» **Task prompt**
Work out how many lines hold the string "name". Give that number and nothing more.

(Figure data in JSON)

** Begin **

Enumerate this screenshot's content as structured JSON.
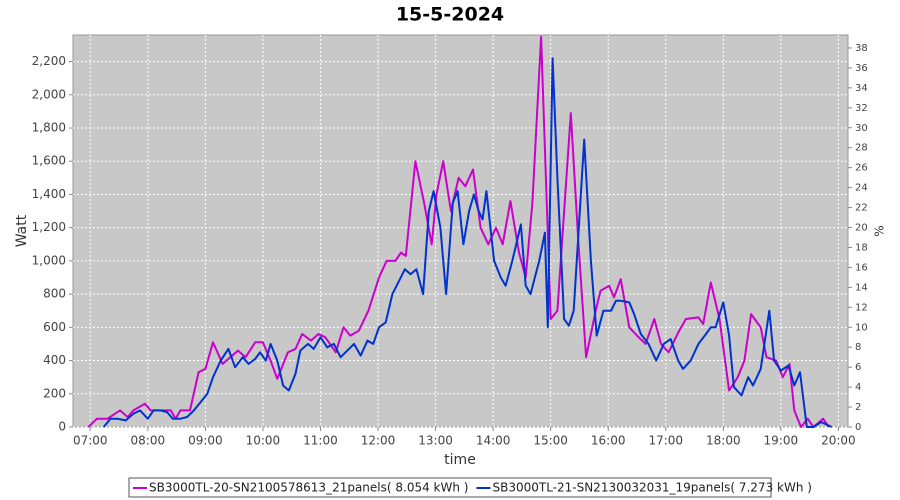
{
  "chart_data": {
    "type": "line",
    "title": "15-5-2024",
    "x_label": "time",
    "y_label": "Watt",
    "y2_label": "%",
    "xlim": [
      "06:42",
      "20:10"
    ],
    "xticks": [
      "07:00",
      "08:00",
      "09:00",
      "10:00",
      "11:00",
      "12:00",
      "13:00",
      "14:00",
      "15:00",
      "16:00",
      "17:00",
      "18:00",
      "19:00",
      "20:00"
    ],
    "ylim": [
      0,
      2360
    ],
    "yticks": [
      0,
      200,
      400,
      600,
      800,
      {
        "value": 1000,
        "label": "1,000"
      },
      {
        "value": 1200,
        "label": "1,200"
      },
      {
        "value": 1400,
        "label": "1,400"
      },
      {
        "value": 1600,
        "label": "1,600"
      },
      {
        "value": 1800,
        "label": "1,800"
      },
      {
        "value": 2000,
        "label": "2,000"
      },
      {
        "value": 2200,
        "label": "2,200"
      }
    ],
    "y2lim": [
      0,
      39.3
    ],
    "y2ticks": [
      0,
      2,
      4,
      6,
      8,
      10,
      12,
      14,
      16,
      18,
      20,
      22,
      24,
      26,
      28,
      30,
      32,
      34,
      36,
      38
    ],
    "grid": true,
    "series": [
      {
        "name": "SB3000TL-20-SN2100578613_21panels( 8.054 kWh )",
        "color": "#cc00cc",
        "x": [
          "06:58",
          "07:07",
          "07:18",
          "07:31",
          "07:39",
          "07:45",
          "07:57",
          "08:03",
          "08:13",
          "08:24",
          "08:29",
          "08:34",
          "08:44",
          "08:53",
          "09:00",
          "09:08",
          "09:18",
          "09:26",
          "09:34",
          "09:42",
          "09:52",
          "10:00",
          "10:08",
          "10:15",
          "10:26",
          "10:34",
          "10:41",
          "10:50",
          "10:58",
          "11:05",
          "11:16",
          "11:24",
          "11:31",
          "11:40",
          "11:50",
          "12:01",
          "12:09",
          "12:18",
          "12:24",
          "12:29",
          "12:39",
          "12:48",
          "12:56",
          "13:01",
          "13:08",
          "13:16",
          "13:24",
          "13:31",
          "13:39",
          "13:47",
          "13:55",
          "14:03",
          "14:10",
          "14:18",
          "14:27",
          "14:34",
          "14:41",
          "14:50",
          "15:00",
          "15:07",
          "15:21",
          "15:29",
          "15:37",
          "15:47",
          "15:52",
          "16:01",
          "16:06",
          "16:13",
          "16:22",
          "16:30",
          "16:39",
          "16:48",
          "16:55",
          "17:03",
          "17:14",
          "17:21",
          "17:34",
          "17:39",
          "17:47",
          "17:56",
          "18:06",
          "18:15",
          "18:22",
          "18:29",
          "18:39",
          "18:45",
          "18:55",
          "19:02",
          "19:09",
          "19:14",
          "19:21",
          "19:28",
          "19:34",
          "19:44",
          "19:50"
        ],
        "values": [
          0,
          50,
          50,
          100,
          60,
          100,
          140,
          100,
          100,
          100,
          50,
          100,
          100,
          330,
          350,
          510,
          380,
          420,
          460,
          420,
          510,
          510,
          400,
          290,
          450,
          470,
          560,
          520,
          560,
          540,
          450,
          600,
          550,
          580,
          700,
          900,
          1000,
          1000,
          1050,
          1030,
          1600,
          1350,
          1100,
          1400,
          1600,
          1300,
          1500,
          1450,
          1550,
          1200,
          1100,
          1200,
          1100,
          1360,
          1050,
          900,
          1350,
          2350,
          650,
          700,
          1890,
          1100,
          420,
          700,
          820,
          850,
          780,
          890,
          600,
          550,
          500,
          650,
          500,
          450,
          580,
          650,
          660,
          620,
          870,
          650,
          220,
          300,
          400,
          680,
          600,
          420,
          400,
          300,
          380,
          100,
          0,
          50,
          0,
          50,
          0
        ]
      },
      {
        "name": "SB3000TL-21-SN2130032031_19panels( 7.273 kWh )",
        "color": "#0033cc",
        "x": [
          "07:14",
          "07:21",
          "07:28",
          "07:37",
          "07:45",
          "07:52",
          "08:00",
          "08:06",
          "08:13",
          "08:20",
          "08:26",
          "08:34",
          "08:41",
          "08:48",
          "08:55",
          "09:02",
          "09:08",
          "09:16",
          "09:24",
          "09:31",
          "09:39",
          "09:45",
          "09:52",
          "09:57",
          "10:03",
          "10:08",
          "10:15",
          "10:21",
          "10:27",
          "10:34",
          "10:39",
          "10:47",
          "10:53",
          "11:00",
          "11:07",
          "11:14",
          "11:21",
          "11:28",
          "11:35",
          "11:42",
          "11:49",
          "11:55",
          "12:01",
          "12:08",
          "12:15",
          "12:22",
          "12:28",
          "12:34",
          "12:40",
          "12:47",
          "12:53",
          "12:58",
          "13:05",
          "13:11",
          "13:18",
          "13:23",
          "13:29",
          "13:35",
          "13:40",
          "13:45",
          "13:49",
          "13:53",
          "14:01",
          "14:08",
          "14:13",
          "14:20",
          "14:29",
          "14:34",
          "14:39",
          "14:48",
          "14:54",
          "14:57",
          "15:02",
          "15:07",
          "15:14",
          "15:19",
          "15:24",
          "15:35",
          "15:42",
          "15:48",
          "15:55",
          "16:03",
          "16:08",
          "16:13",
          "16:22",
          "16:27",
          "16:34",
          "16:42",
          "16:50",
          "16:58",
          "17:05",
          "17:13",
          "17:18",
          "17:26",
          "17:34",
          "17:42",
          "17:47",
          "17:52",
          "18:00",
          "18:06",
          "18:11",
          "18:19",
          "18:26",
          "18:31",
          "18:39",
          "18:48",
          "18:53",
          "19:00",
          "19:08",
          "19:14",
          "19:20",
          "19:27",
          "19:34",
          "19:42",
          "19:53"
        ],
        "values": [
          0,
          50,
          50,
          40,
          80,
          100,
          50,
          100,
          100,
          90,
          50,
          50,
          60,
          100,
          150,
          200,
          300,
          400,
          470,
          360,
          420,
          380,
          410,
          450,
          400,
          500,
          400,
          250,
          220,
          320,
          460,
          500,
          470,
          540,
          480,
          500,
          420,
          460,
          500,
          430,
          520,
          500,
          600,
          630,
          800,
          880,
          950,
          920,
          950,
          800,
          1300,
          1420,
          1200,
          800,
          1350,
          1420,
          1100,
          1300,
          1400,
          1300,
          1250,
          1420,
          1000,
          900,
          850,
          1000,
          1220,
          850,
          800,
          1000,
          1170,
          600,
          2220,
          1500,
          650,
          610,
          700,
          1730,
          1000,
          550,
          700,
          700,
          760,
          760,
          750,
          680,
          560,
          500,
          400,
          500,
          530,
          400,
          350,
          400,
          500,
          560,
          600,
          600,
          750,
          550,
          240,
          190,
          300,
          250,
          350,
          700,
          400,
          340,
          370,
          250,
          330,
          0,
          0,
          30,
          0
        ]
      }
    ]
  }
}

** End **

» **Response to the task**
2